Task goal: Find how many lines in the data below include the word "screenshot", then write only that number.
########
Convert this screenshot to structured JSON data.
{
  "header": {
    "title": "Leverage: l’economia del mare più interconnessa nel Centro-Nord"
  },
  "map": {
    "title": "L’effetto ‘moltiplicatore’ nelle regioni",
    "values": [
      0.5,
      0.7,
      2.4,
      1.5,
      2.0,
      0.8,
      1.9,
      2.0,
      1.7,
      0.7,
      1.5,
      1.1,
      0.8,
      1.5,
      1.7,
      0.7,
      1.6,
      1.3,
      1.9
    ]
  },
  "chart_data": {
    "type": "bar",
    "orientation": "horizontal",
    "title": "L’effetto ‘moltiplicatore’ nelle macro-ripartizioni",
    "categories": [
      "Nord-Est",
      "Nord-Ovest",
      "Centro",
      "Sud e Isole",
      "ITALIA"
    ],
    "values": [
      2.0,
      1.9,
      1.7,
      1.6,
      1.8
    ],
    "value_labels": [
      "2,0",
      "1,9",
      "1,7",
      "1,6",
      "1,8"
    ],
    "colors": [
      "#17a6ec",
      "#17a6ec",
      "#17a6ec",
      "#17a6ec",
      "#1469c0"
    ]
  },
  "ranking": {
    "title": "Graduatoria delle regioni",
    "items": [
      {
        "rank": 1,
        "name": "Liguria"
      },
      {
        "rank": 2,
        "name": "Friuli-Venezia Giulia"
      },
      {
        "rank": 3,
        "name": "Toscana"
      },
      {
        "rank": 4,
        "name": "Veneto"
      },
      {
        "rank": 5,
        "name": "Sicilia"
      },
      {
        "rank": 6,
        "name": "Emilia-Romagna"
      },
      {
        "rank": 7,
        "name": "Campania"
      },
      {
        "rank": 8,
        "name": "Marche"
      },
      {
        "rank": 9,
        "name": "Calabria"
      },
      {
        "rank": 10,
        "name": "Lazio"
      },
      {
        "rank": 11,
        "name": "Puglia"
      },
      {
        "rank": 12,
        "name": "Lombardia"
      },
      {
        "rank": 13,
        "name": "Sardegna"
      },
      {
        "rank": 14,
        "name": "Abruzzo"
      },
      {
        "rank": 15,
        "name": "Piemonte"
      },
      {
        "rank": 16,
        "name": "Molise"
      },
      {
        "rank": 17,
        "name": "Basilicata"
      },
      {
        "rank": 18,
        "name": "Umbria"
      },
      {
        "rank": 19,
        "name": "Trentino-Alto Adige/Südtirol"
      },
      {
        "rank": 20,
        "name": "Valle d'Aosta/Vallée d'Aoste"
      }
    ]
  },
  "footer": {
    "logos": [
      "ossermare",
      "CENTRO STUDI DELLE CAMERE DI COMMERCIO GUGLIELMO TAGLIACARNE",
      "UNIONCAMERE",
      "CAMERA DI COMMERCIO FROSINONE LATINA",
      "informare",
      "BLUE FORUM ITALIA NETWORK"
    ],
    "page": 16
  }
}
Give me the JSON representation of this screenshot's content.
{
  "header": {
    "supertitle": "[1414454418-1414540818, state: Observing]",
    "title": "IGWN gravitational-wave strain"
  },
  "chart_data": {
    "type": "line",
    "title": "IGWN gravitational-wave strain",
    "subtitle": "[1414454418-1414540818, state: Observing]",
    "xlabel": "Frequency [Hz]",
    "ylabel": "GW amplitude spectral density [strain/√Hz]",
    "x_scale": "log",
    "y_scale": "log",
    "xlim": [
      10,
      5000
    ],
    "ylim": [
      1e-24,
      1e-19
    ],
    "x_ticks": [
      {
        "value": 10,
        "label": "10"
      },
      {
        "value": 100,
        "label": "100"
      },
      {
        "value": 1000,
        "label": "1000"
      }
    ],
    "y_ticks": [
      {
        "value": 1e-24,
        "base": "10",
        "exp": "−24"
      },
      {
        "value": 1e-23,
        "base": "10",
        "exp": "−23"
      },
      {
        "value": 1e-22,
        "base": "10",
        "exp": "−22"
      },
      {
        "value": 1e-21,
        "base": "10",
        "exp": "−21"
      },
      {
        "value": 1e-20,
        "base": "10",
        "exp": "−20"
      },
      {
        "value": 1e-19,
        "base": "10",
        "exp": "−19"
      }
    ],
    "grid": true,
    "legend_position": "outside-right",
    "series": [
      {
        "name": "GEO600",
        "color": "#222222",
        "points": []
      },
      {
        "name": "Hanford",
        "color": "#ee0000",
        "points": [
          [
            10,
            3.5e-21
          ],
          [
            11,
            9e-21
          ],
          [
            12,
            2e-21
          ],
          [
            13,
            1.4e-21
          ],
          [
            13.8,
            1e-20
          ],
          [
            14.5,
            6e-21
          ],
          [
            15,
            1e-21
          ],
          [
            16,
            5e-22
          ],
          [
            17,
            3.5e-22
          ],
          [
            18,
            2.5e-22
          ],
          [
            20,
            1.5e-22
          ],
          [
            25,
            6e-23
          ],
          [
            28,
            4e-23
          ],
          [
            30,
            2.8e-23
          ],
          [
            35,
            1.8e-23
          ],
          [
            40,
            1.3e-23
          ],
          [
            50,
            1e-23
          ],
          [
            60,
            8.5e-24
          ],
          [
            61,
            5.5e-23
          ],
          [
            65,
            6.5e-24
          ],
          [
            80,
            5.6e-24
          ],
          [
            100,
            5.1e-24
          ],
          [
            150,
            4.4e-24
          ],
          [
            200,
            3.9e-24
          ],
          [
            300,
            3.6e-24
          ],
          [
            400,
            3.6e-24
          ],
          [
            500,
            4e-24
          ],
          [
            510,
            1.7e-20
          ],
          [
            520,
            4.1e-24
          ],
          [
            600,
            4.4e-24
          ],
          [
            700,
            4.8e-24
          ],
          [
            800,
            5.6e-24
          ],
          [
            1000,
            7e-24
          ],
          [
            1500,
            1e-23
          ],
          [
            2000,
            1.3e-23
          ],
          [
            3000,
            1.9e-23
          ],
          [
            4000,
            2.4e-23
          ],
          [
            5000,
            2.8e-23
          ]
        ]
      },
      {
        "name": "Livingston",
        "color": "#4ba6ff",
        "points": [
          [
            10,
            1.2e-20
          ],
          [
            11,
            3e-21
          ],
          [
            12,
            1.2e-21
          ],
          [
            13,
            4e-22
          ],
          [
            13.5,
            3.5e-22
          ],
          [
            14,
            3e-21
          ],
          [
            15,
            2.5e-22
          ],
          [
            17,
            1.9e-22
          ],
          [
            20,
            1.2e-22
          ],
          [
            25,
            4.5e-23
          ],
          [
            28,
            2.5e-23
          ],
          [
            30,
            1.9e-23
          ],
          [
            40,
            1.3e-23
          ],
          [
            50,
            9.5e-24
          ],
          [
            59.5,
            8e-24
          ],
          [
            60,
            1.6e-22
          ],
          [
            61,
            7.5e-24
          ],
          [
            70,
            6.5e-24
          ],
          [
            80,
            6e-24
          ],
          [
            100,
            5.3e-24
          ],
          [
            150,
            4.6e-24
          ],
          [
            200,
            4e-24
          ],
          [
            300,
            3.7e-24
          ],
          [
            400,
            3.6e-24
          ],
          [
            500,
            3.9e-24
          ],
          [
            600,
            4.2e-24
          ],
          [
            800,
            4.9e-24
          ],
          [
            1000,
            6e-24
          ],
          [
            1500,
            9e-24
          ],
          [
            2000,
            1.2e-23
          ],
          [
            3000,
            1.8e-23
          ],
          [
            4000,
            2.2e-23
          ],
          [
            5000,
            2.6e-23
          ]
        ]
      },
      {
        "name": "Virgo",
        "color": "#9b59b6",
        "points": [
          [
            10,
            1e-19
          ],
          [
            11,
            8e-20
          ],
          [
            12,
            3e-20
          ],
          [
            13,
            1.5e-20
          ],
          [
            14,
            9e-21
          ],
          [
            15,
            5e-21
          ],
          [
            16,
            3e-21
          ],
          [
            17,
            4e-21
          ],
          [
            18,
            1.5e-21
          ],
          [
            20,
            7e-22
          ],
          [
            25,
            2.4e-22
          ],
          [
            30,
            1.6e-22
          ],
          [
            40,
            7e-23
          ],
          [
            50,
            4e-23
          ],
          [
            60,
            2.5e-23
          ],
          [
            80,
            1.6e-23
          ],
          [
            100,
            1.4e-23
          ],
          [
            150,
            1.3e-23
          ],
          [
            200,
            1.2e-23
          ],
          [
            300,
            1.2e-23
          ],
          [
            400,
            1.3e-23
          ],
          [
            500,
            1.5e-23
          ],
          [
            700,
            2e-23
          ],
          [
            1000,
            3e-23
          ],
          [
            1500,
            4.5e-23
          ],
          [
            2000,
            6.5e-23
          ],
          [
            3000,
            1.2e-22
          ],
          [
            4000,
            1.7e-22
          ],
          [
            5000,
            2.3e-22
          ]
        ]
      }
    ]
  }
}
########
Task output: 2